Requirement
How many lines of the entries hold the string "network"? Reply with the number alone.

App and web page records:
§

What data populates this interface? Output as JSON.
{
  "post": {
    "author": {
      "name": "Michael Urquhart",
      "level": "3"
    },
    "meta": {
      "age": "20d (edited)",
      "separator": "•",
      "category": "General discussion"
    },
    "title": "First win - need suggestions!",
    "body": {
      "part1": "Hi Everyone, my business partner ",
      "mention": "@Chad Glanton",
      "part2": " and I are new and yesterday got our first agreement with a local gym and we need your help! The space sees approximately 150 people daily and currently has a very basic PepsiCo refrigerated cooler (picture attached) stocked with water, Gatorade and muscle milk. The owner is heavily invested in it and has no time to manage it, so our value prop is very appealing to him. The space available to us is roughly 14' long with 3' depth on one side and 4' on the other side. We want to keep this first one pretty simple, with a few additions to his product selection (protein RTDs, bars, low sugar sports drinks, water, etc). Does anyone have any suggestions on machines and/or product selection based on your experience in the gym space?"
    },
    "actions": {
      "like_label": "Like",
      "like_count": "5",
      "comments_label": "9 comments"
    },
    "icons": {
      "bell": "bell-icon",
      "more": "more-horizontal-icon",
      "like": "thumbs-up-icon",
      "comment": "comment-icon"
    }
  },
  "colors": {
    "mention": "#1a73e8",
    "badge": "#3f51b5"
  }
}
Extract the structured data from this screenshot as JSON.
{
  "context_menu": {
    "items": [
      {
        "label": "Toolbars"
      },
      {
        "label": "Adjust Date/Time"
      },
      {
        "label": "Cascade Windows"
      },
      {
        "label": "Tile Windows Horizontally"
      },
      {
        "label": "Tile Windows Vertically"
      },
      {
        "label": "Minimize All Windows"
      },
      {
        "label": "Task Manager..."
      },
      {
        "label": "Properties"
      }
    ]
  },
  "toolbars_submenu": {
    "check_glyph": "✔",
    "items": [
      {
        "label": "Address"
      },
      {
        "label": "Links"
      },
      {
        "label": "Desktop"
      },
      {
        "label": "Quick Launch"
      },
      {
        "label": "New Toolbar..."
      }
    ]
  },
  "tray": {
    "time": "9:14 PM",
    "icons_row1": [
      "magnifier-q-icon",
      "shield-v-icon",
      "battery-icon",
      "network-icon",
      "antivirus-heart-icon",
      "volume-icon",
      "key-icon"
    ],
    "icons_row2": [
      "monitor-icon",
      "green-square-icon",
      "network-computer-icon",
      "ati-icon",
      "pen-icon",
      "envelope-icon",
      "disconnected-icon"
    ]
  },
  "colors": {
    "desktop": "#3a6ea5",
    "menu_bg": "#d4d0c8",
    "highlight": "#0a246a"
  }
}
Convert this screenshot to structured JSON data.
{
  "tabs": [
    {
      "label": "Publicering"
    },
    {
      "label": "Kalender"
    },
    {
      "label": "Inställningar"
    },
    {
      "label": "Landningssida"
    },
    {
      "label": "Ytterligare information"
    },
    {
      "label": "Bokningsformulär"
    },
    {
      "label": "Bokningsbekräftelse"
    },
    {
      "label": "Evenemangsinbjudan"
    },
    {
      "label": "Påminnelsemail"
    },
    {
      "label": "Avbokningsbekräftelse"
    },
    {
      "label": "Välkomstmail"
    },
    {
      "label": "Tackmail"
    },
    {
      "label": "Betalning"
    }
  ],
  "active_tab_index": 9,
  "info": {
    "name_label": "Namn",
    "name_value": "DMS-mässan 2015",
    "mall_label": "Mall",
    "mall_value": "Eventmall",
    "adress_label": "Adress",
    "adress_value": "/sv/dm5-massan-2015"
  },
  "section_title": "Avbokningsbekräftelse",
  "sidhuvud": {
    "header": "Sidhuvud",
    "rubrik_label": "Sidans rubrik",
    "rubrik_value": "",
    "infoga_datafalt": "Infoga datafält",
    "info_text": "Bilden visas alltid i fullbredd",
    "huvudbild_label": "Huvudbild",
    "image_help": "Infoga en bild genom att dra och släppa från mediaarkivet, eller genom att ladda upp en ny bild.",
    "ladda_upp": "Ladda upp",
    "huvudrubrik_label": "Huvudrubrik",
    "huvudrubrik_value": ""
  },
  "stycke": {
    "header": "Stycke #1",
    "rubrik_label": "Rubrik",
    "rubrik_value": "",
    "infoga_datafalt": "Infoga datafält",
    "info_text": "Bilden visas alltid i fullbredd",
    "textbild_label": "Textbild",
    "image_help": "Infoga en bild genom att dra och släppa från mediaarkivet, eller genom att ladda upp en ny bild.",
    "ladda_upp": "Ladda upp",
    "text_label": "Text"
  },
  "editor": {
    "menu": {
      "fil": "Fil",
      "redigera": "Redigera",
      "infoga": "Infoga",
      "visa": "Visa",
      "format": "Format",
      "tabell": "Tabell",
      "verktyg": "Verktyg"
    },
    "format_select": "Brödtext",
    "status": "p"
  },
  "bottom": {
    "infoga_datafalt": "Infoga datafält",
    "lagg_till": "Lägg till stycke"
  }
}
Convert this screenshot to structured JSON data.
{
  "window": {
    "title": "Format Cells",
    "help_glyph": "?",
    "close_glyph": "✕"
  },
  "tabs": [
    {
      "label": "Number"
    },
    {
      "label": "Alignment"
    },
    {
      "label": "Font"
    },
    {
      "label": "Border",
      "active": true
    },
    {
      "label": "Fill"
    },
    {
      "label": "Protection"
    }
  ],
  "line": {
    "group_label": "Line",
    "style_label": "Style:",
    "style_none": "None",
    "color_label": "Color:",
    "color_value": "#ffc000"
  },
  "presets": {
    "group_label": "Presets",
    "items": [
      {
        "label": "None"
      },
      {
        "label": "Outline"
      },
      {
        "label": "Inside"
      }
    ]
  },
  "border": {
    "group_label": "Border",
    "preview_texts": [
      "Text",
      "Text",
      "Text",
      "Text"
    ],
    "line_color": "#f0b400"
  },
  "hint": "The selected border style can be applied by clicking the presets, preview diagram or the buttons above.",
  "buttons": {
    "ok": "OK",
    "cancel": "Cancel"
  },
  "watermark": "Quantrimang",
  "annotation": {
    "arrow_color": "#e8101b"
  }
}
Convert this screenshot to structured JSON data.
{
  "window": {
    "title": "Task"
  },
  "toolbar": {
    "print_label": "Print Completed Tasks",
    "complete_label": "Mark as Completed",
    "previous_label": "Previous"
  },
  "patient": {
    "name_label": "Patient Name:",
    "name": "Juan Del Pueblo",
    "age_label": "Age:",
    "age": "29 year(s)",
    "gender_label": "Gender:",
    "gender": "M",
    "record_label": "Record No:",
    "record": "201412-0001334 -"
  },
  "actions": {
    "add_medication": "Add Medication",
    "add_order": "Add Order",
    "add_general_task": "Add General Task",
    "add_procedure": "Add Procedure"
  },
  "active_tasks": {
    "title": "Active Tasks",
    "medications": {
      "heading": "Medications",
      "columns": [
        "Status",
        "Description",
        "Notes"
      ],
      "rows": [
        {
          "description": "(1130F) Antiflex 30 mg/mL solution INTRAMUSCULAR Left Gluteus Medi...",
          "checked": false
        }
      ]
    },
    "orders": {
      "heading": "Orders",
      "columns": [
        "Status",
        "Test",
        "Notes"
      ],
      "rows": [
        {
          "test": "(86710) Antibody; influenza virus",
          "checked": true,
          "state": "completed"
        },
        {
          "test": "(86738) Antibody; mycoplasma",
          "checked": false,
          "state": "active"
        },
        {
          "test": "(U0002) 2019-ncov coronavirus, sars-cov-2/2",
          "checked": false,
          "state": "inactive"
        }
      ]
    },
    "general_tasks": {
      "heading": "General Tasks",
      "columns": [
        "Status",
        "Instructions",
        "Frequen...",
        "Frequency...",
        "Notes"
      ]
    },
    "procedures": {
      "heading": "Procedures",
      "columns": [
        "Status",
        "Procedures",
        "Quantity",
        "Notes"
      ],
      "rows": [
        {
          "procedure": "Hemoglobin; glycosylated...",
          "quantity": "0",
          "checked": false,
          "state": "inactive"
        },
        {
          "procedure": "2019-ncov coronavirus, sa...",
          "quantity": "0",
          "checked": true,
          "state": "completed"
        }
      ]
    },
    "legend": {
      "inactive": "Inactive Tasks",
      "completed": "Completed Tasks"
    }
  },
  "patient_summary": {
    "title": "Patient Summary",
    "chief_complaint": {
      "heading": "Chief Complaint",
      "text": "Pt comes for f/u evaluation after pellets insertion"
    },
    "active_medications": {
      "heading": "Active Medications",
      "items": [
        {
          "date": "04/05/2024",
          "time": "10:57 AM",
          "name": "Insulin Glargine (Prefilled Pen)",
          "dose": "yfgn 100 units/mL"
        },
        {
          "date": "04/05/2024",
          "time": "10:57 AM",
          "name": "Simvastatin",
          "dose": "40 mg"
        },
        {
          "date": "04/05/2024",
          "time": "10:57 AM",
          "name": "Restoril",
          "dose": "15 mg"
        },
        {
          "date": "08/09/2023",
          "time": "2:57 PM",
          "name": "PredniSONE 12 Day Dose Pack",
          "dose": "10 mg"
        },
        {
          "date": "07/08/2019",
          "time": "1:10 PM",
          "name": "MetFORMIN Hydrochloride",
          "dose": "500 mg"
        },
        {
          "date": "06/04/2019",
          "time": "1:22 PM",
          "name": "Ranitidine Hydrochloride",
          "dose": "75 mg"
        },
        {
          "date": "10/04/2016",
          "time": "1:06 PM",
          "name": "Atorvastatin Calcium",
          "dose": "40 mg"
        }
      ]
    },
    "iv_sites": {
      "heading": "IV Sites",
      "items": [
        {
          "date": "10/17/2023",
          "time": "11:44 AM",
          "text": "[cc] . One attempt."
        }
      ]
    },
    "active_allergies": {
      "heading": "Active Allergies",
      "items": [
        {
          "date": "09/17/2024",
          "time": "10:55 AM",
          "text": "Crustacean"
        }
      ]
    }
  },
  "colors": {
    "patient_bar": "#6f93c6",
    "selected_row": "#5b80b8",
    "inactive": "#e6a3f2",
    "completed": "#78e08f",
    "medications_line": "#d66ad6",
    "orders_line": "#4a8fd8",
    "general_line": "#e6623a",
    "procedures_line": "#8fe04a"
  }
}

§

Exercise result
2